What the task asks
Scan the entries below and extract each line with the word "chevron" in it.

Data to process
***
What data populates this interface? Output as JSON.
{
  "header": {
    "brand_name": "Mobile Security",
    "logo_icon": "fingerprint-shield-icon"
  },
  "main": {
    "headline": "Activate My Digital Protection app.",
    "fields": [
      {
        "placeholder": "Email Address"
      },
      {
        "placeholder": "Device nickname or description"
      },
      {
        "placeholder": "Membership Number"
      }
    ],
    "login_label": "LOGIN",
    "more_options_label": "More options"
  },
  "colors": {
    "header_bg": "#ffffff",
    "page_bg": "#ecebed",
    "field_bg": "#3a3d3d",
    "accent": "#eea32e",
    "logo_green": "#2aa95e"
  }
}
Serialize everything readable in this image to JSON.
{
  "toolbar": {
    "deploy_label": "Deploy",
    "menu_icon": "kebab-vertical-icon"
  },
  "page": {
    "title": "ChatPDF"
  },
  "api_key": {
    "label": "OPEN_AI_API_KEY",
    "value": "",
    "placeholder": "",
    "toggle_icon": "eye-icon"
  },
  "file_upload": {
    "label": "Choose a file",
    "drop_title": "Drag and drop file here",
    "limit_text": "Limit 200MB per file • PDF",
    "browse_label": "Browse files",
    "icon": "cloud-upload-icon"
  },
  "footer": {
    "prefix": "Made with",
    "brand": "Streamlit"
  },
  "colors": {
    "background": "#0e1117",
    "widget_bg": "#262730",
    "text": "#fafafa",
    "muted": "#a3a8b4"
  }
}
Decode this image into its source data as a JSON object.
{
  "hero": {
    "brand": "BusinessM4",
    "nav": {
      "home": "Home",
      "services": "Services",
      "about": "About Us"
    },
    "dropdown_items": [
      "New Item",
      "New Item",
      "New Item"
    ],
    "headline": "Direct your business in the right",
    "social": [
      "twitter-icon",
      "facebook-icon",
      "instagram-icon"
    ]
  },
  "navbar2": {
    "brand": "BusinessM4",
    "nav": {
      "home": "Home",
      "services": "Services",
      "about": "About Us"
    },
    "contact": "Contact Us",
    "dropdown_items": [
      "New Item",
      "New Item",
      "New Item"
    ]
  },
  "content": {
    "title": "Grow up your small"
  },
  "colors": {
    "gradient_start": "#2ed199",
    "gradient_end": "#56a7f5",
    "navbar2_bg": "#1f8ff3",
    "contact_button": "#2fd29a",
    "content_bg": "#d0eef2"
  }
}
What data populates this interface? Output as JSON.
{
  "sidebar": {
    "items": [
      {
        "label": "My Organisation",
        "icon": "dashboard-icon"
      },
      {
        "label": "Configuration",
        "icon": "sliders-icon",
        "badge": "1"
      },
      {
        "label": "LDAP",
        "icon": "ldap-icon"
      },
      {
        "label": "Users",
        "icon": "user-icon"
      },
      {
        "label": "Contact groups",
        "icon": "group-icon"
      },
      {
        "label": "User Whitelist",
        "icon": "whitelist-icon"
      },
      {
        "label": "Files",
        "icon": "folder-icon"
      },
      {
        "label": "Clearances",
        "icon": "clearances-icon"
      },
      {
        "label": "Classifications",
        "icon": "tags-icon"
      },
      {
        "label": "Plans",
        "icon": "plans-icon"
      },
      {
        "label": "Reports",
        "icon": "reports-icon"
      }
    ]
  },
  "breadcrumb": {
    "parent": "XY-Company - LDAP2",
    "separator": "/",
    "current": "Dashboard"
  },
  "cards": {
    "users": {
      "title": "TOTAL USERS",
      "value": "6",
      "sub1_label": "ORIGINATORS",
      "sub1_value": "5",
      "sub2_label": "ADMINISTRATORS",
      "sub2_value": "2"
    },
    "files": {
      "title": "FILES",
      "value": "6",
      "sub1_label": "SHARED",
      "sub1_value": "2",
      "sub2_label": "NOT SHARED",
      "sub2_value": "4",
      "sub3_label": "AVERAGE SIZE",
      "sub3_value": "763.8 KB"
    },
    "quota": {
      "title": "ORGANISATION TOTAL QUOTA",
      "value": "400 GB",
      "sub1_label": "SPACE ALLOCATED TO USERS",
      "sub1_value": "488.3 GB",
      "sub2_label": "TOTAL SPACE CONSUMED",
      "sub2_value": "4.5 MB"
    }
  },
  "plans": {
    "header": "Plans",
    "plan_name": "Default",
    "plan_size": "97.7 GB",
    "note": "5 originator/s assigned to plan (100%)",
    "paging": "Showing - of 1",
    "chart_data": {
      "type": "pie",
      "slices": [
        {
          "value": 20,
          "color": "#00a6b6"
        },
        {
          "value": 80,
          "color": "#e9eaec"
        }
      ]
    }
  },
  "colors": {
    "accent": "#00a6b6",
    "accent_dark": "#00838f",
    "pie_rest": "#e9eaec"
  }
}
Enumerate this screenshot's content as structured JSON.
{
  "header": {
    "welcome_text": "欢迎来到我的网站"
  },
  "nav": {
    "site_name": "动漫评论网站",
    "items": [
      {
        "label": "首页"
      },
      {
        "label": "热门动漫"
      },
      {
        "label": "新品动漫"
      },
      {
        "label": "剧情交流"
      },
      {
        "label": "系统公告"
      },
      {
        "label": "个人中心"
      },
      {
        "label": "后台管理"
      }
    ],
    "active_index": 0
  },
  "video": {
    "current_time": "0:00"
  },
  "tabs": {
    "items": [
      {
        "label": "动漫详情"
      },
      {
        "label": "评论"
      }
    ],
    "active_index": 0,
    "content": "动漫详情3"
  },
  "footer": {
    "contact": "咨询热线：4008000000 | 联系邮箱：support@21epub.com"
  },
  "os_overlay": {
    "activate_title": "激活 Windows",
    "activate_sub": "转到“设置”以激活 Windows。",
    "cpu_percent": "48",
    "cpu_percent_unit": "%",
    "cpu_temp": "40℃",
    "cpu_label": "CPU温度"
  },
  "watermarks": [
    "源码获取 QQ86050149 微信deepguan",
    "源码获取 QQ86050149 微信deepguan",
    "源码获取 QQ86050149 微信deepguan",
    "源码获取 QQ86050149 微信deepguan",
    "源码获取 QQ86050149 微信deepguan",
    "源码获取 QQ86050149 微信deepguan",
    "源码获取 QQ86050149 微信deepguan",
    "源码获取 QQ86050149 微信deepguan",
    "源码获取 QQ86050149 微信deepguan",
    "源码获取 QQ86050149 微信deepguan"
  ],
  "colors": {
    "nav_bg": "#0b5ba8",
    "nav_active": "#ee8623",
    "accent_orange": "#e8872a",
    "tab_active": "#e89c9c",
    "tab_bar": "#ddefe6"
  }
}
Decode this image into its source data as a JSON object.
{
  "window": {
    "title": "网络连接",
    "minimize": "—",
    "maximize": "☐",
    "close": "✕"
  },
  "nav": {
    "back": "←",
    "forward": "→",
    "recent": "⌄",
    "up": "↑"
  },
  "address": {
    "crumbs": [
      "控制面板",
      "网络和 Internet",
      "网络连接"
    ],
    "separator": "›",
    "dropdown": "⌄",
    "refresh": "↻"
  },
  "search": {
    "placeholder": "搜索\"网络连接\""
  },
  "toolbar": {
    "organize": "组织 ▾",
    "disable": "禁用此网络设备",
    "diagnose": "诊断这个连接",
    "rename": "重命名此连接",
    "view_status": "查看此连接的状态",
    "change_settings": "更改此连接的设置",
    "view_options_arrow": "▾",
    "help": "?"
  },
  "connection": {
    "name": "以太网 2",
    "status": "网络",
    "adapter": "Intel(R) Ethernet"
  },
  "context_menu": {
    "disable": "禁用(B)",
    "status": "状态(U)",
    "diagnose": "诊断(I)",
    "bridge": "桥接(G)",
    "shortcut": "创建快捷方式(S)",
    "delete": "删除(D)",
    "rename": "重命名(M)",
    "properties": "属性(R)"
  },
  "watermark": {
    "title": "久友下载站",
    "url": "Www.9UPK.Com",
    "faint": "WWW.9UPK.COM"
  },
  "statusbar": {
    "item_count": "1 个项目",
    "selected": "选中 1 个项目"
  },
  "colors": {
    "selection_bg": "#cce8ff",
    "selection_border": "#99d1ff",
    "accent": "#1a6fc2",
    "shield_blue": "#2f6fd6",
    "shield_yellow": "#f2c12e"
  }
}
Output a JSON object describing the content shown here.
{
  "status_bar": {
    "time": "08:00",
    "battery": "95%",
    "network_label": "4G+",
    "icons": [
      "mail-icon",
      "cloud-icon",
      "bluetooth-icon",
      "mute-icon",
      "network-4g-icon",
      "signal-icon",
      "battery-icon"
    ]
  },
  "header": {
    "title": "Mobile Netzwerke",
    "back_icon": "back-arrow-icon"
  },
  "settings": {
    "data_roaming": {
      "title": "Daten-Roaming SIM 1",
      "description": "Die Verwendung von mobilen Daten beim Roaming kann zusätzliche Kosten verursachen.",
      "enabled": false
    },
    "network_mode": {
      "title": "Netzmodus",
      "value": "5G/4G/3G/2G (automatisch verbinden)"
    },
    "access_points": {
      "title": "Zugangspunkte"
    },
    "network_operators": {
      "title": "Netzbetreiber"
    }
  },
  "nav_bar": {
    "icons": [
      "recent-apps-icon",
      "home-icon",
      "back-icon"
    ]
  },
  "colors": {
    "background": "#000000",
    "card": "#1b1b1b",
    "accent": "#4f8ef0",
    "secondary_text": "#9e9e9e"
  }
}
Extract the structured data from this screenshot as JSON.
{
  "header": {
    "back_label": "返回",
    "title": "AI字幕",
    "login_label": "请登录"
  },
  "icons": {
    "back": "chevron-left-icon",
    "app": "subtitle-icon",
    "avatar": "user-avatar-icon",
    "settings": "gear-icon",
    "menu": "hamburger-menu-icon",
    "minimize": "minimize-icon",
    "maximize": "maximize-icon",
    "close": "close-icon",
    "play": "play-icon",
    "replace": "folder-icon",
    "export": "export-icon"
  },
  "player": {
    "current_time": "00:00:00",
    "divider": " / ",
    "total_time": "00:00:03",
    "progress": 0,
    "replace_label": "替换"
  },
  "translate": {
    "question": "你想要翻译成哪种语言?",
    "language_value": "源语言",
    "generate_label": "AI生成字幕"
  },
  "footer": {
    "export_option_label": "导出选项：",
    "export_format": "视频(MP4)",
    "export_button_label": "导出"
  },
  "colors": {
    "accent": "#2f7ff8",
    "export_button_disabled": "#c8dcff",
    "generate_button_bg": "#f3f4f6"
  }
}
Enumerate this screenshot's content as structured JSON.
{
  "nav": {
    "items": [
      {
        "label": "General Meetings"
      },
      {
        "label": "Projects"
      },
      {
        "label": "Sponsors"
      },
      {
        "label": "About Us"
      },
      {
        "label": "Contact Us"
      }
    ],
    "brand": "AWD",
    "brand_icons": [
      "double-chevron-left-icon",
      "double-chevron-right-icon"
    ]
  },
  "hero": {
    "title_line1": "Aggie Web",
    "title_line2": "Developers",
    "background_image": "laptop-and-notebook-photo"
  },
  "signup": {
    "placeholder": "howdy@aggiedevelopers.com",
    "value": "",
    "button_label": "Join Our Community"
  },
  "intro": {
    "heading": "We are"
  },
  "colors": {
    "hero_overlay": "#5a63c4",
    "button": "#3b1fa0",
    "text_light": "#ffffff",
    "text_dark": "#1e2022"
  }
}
***
Output for this exercise
    "back": "chevron-left-icon",
      "double-chevron-left-icon",
      "double-chevron-right-icon"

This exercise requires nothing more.